→ Task brief
Pull every line of the entries that has the word "JSON".

→ Data for this exercise
==============================

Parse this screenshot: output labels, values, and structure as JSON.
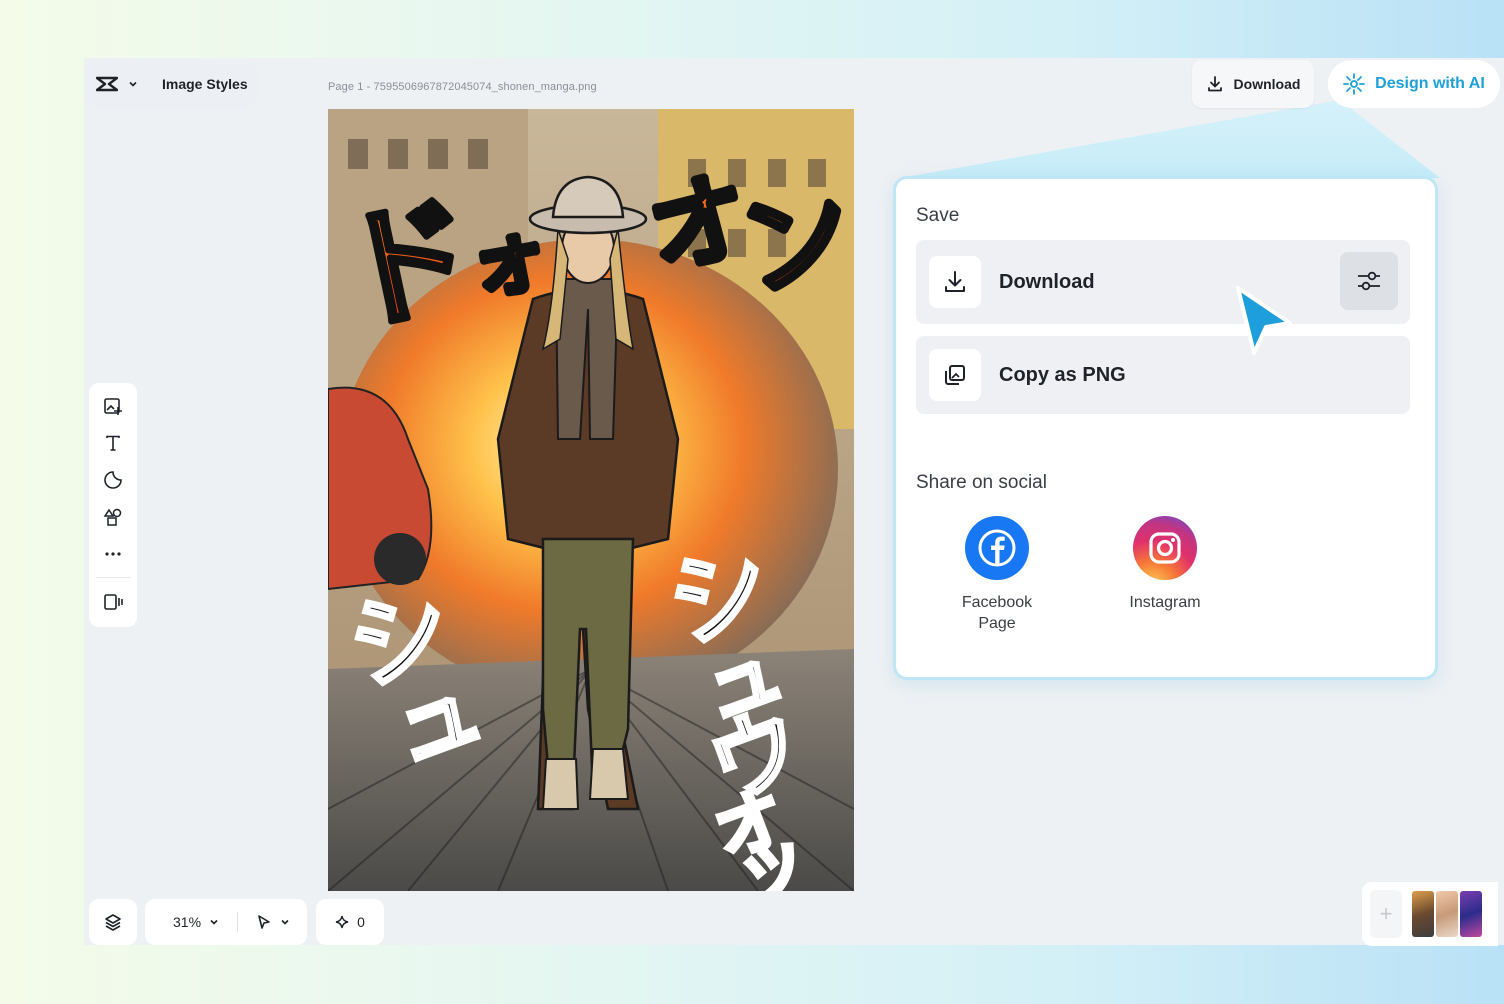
{
  "header": {
    "brand_label": "Image Styles",
    "page_info": "Page 1 -  7595506967872045074_shonen_manga.png",
    "download_label": "Download",
    "ai_label": "Design with AI"
  },
  "toolbar": {
    "tools": [
      "add-image-icon",
      "text-icon",
      "sticker-icon",
      "shapes-icon",
      "more-icon",
      "panel-toggle-icon"
    ]
  },
  "bottom_bar": {
    "zoom": "31%",
    "ai_credits": "0"
  },
  "canvas": {
    "description_text": "",
    "sfx_top": "ドォオン",
    "sfx_bottom_left": "シュ",
    "sfx_bottom_right": "シュウォッ"
  },
  "share_panel": {
    "save_title": "Save",
    "download_label": "Download",
    "copy_label": "Copy as PNG",
    "social_title": "Share on social",
    "socials": [
      {
        "name": "Facebook\nPage",
        "line1": "Facebook",
        "line2": "Page",
        "color": "#1877f2"
      },
      {
        "name": "Instagram",
        "line1": "Instagram",
        "line2": "",
        "color": "#e1306c"
      }
    ]
  },
  "colors": {
    "accent": "#1ea0d8",
    "panel_border": "#bfe6f5"
  }
}
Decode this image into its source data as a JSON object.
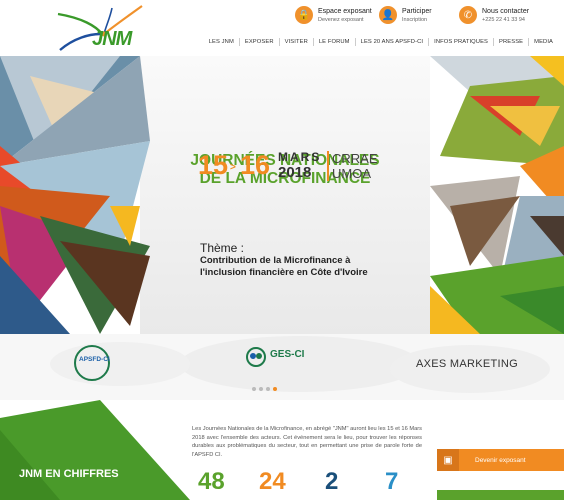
{
  "header": {
    "logo_text": "JNM",
    "contacts": [
      {
        "label": "Espace exposant",
        "sub": "Devenez exposant",
        "icon": "lock-icon"
      },
      {
        "label": "Participer",
        "sub": "Inscription",
        "icon": "user-icon"
      },
      {
        "label": "Nous contacter",
        "sub": "+225 22 41 33 94",
        "icon": "phone-icon"
      }
    ],
    "nav": [
      "LES JNM",
      "EXPOSER",
      "VISITER",
      "LE FORUM",
      "LES 20 ANS APSFD-CI",
      "INFOS PRATIQUES",
      "PRESSE",
      "MEDIA"
    ]
  },
  "hero": {
    "title_line1": "JOURNÉES NATIONALES",
    "title_line2": "DE LA MICROFINANCE",
    "day_start": "15",
    "day_end": "16",
    "arrow": ">",
    "month": "MARS",
    "year": "2018",
    "org_line1": "CRRAE",
    "org_line2": "UMOA",
    "theme_label": "Thème :",
    "theme_line1": "Contribution de la Microfinance à",
    "theme_line2": "l'inclusion financière en Côte d'Ivoire"
  },
  "partners": {
    "apsfd": "APSFD-CI",
    "gesci": "GES-CI",
    "axes": "AXES MARKETING"
  },
  "intro_text": "Les Journées Nationales de la Microfinance, en abrégé \"JNM\" auront lieu les 15 et 16 Mars 2018 avec l'ensemble des acteurs. Cet événement sera le lieu, pour trouver les réponses durables aux problématiques du secteur, tout en permettant une prise de parole forte de l'APSFD CI.",
  "chiffres": {
    "title": "JNM EN CHIFFRES",
    "values": [
      "48",
      "24",
      "2",
      "7"
    ],
    "colors": [
      "#5aa22c",
      "#f18b22",
      "#1a4f7a",
      "#2a8fc7"
    ]
  },
  "sidebar_buttons": {
    "exposant": "Devenir exposant"
  },
  "colors": {
    "orange": "#f18b22",
    "green": "#5aa22c",
    "navy": "#1a4f7a"
  }
}
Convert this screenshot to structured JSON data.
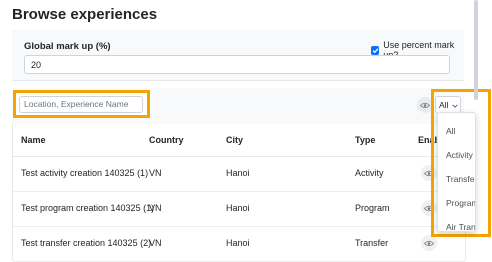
{
  "page": {
    "title": "Browse experiences"
  },
  "markup": {
    "label": "Global mark up (%)",
    "value": "20",
    "use_percent_label": "Use percent mark up?",
    "use_percent_checked": true
  },
  "filters": {
    "search_placeholder": "Location, Experience Name",
    "type_selected": "All"
  },
  "table": {
    "columns": [
      "Name",
      "Country",
      "City",
      "Type",
      "Enab"
    ],
    "rows": [
      {
        "name": "Test activity creation 140325 (1)",
        "country": "VN",
        "city": "Hanoi",
        "type": "Activity"
      },
      {
        "name": "Test program creation 140325 (1)",
        "country": "VN",
        "city": "Hanoi",
        "type": "Program"
      },
      {
        "name": "Test transfer creation 140325 (2)",
        "country": "VN",
        "city": "Hanoi",
        "type": "Transfer"
      }
    ]
  },
  "type_dropdown": {
    "options": [
      "All",
      "Activity",
      "Transfer",
      "Program",
      "Air Tran"
    ]
  },
  "colors": {
    "highlight": "#f5a300",
    "accent": "#0d6efd"
  }
}
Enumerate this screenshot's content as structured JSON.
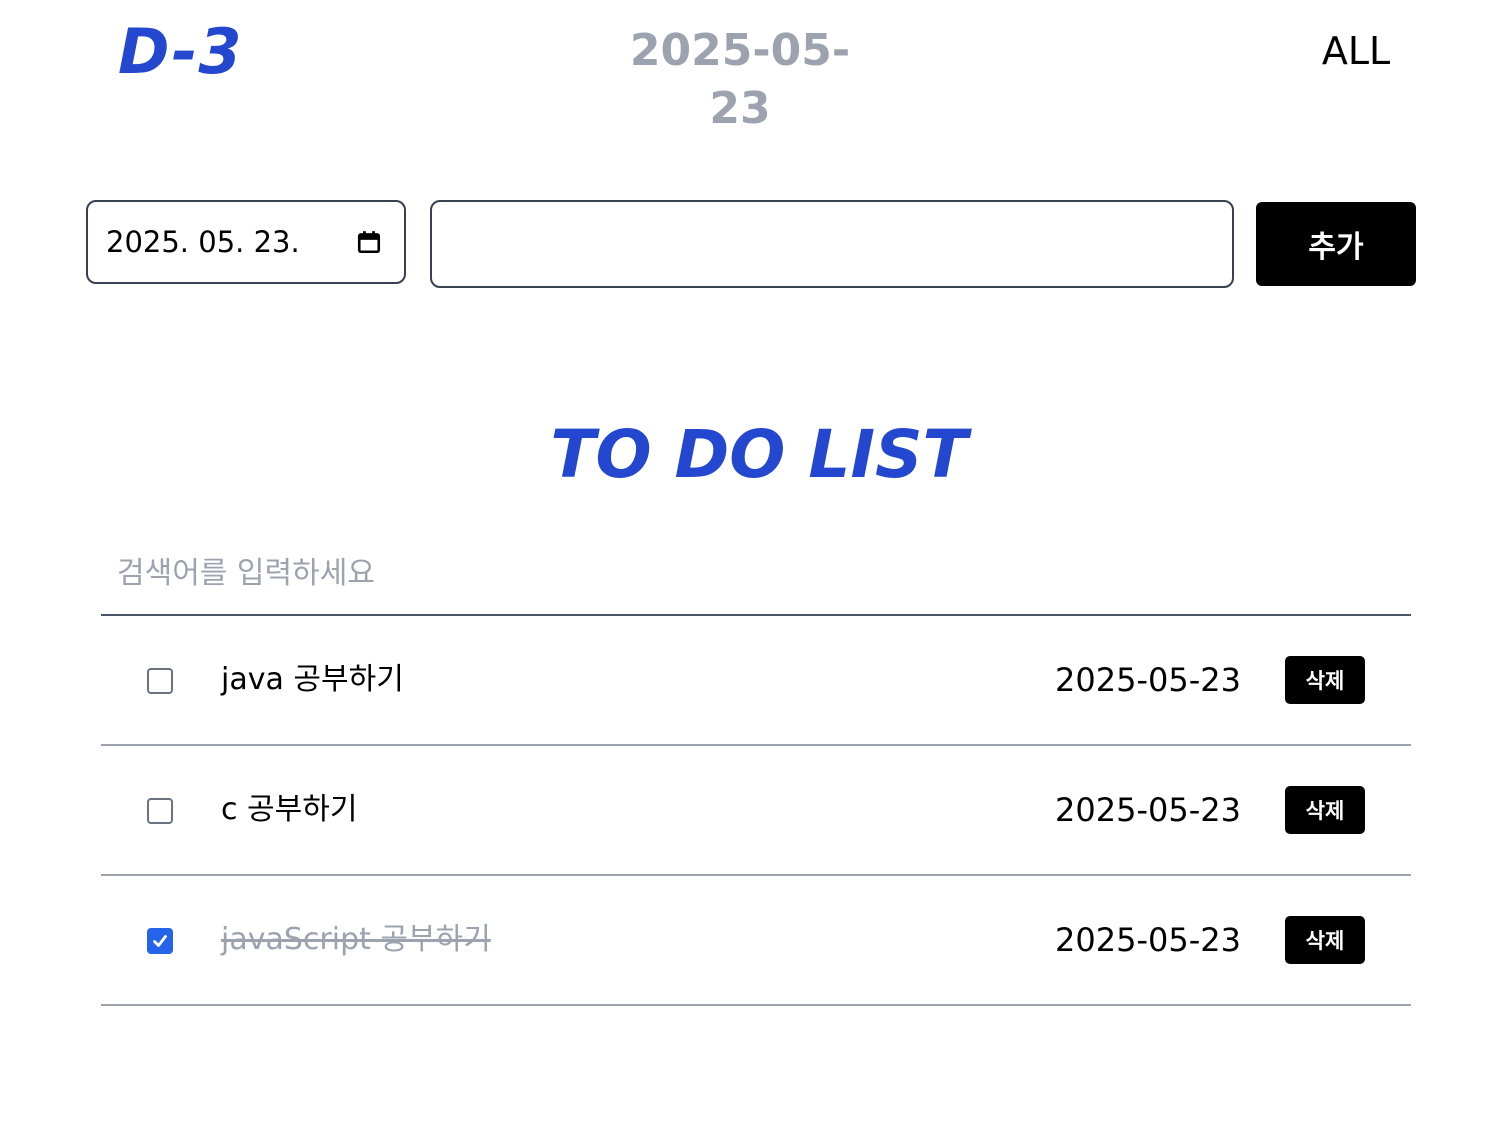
{
  "header": {
    "logo": "D-3",
    "date": "2025-05-23",
    "filter_label": "ALL"
  },
  "form": {
    "date_value": "2025. 05. 23.",
    "todo_value": "",
    "add_label": "추가"
  },
  "list": {
    "title": "TO DO LIST",
    "search_placeholder": "검색어를 입력하세요",
    "delete_label": "삭제",
    "items": [
      {
        "text": "java 공부하기",
        "date": "2025-05-23",
        "done": false
      },
      {
        "text": "c 공부하기",
        "date": "2025-05-23",
        "done": false
      },
      {
        "text": "javaScript 공부하기",
        "date": "2025-05-23",
        "done": true
      }
    ]
  },
  "colors": {
    "accent": "#2447d0",
    "muted": "#9ca3af",
    "checkbox_checked": "#2563eb"
  }
}
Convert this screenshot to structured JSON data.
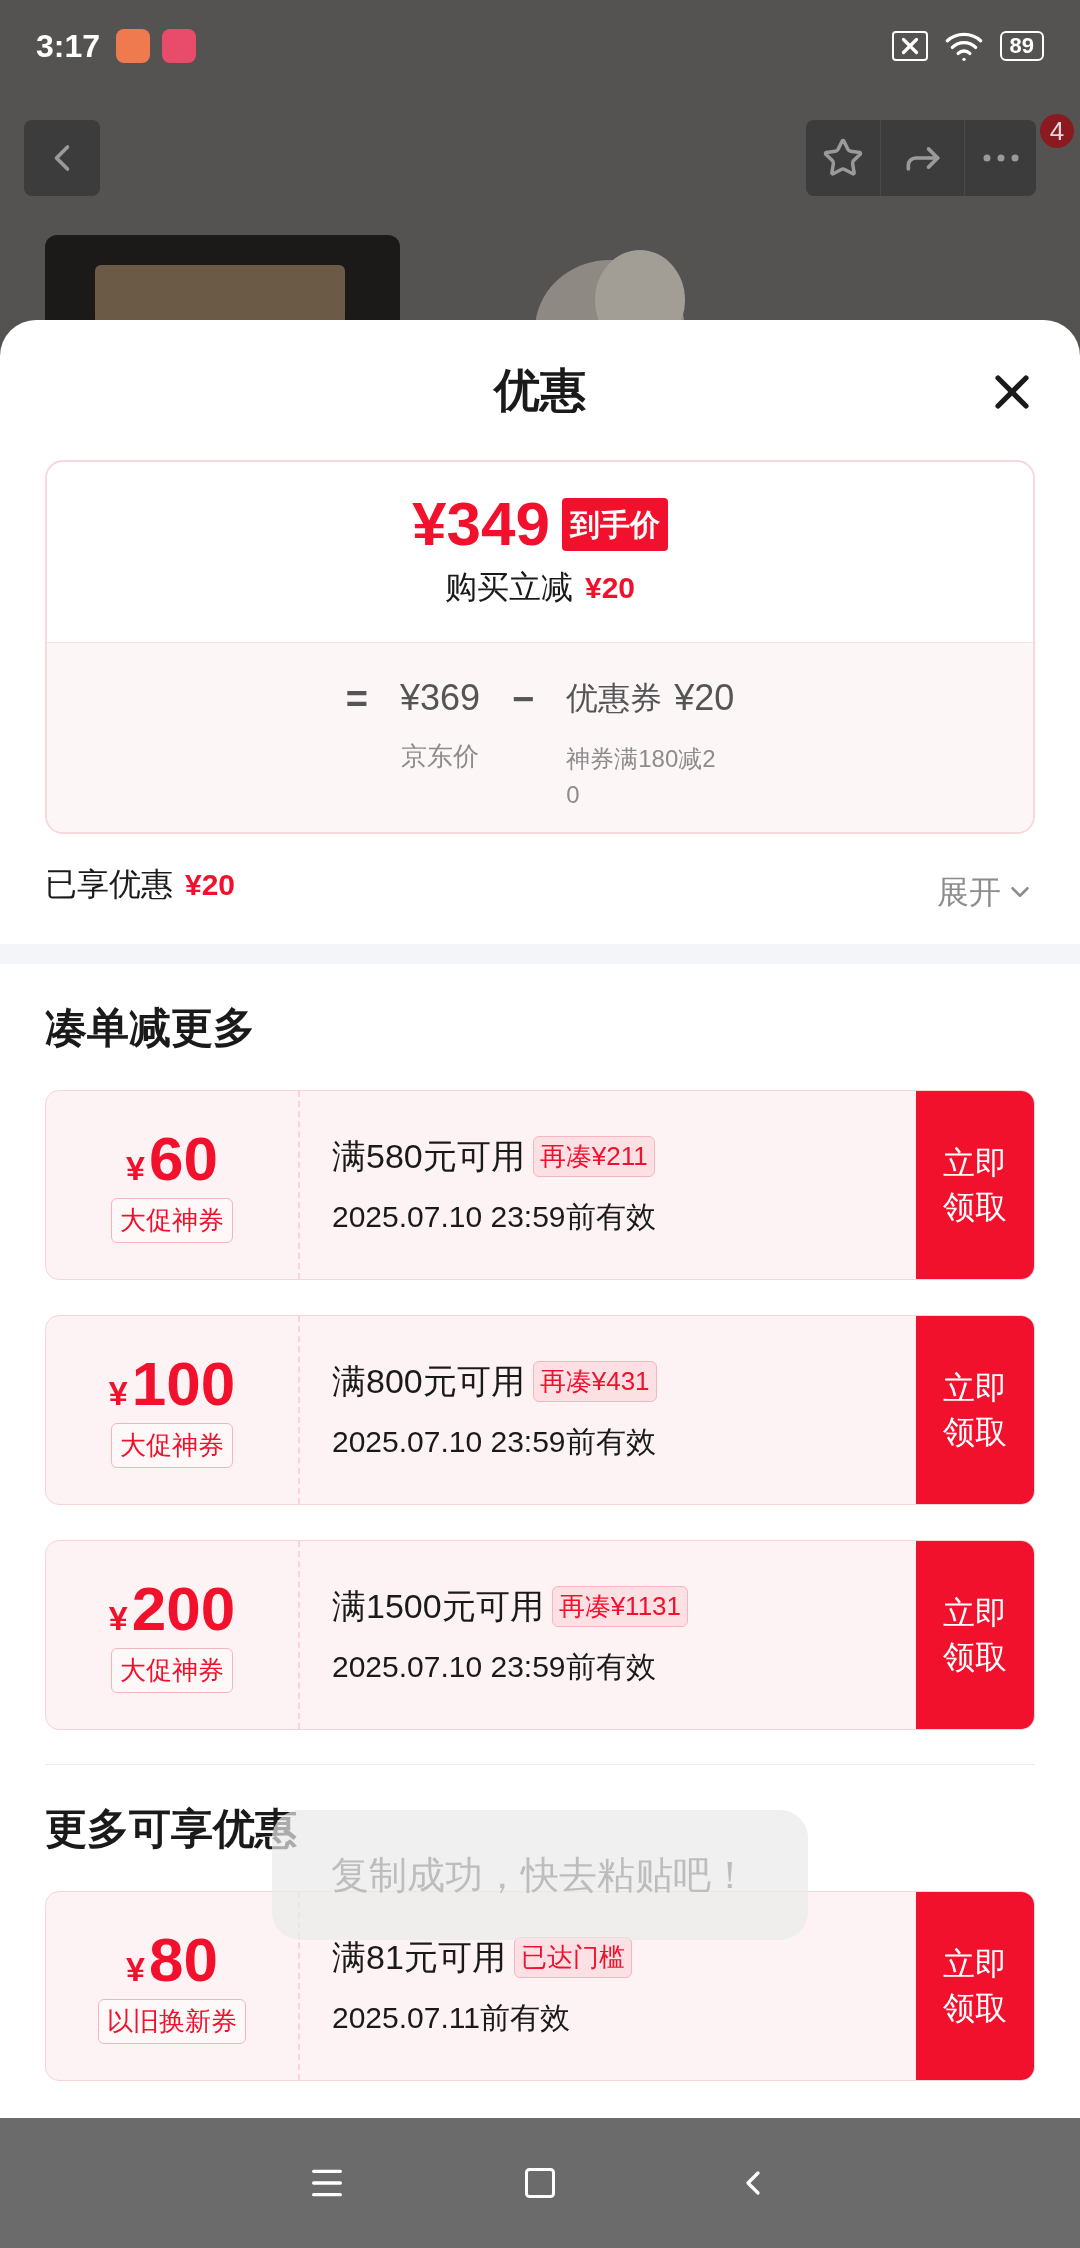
{
  "status_bar": {
    "time": "3:17",
    "battery": "89"
  },
  "header": {
    "cart_badge": "4"
  },
  "sheet": {
    "title": "优惠",
    "price_card": {
      "final_price": "¥349",
      "final_tag": "到手价",
      "discount_label": "购买立减",
      "discount_amount": "¥20",
      "equals": "=",
      "base_price": "¥369",
      "base_label": "京东价",
      "minus": "−",
      "coupon_label": "优惠券",
      "coupon_amount": "¥20",
      "coupon_note": "神券满180减20"
    },
    "enjoyed": {
      "label": "已享优惠",
      "amount": "¥20",
      "expand": "展开",
      "expanded": false
    },
    "sections": [
      {
        "title": "凑单减更多",
        "coupons": [
          {
            "currency": "¥",
            "amount": "60",
            "type": "大促神券",
            "condition": "满580元可用",
            "tag": "再凑¥211",
            "validity": "2025.07.10 23:59前有效",
            "action": "立即领取"
          },
          {
            "currency": "¥",
            "amount": "100",
            "type": "大促神券",
            "condition": "满800元可用",
            "tag": "再凑¥431",
            "validity": "2025.07.10 23:59前有效",
            "action": "立即领取"
          },
          {
            "currency": "¥",
            "amount": "200",
            "type": "大促神券",
            "condition": "满1500元可用",
            "tag": "再凑¥1131",
            "validity": "2025.07.10 23:59前有效",
            "action": "立即领取"
          }
        ]
      },
      {
        "title": "更多可享优惠",
        "coupons": [
          {
            "currency": "¥",
            "amount": "80",
            "type": "以旧换新券",
            "condition": "满81元可用",
            "tag": "已达门槛",
            "validity": "2025.07.11前有效",
            "action": "立即领取"
          }
        ]
      }
    ]
  },
  "toast": {
    "text": "复制成功，快去粘贴吧！"
  }
}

==============================

→ Worked answer
Parse this screenshot: output labels, values, and structure as JSON.
Decode this image into its source data as a JSON object.
Convert this screenshot to structured JSON data.
Enumerate this screenshot's content as structured JSON.
Convert this screenshot to structured JSON data.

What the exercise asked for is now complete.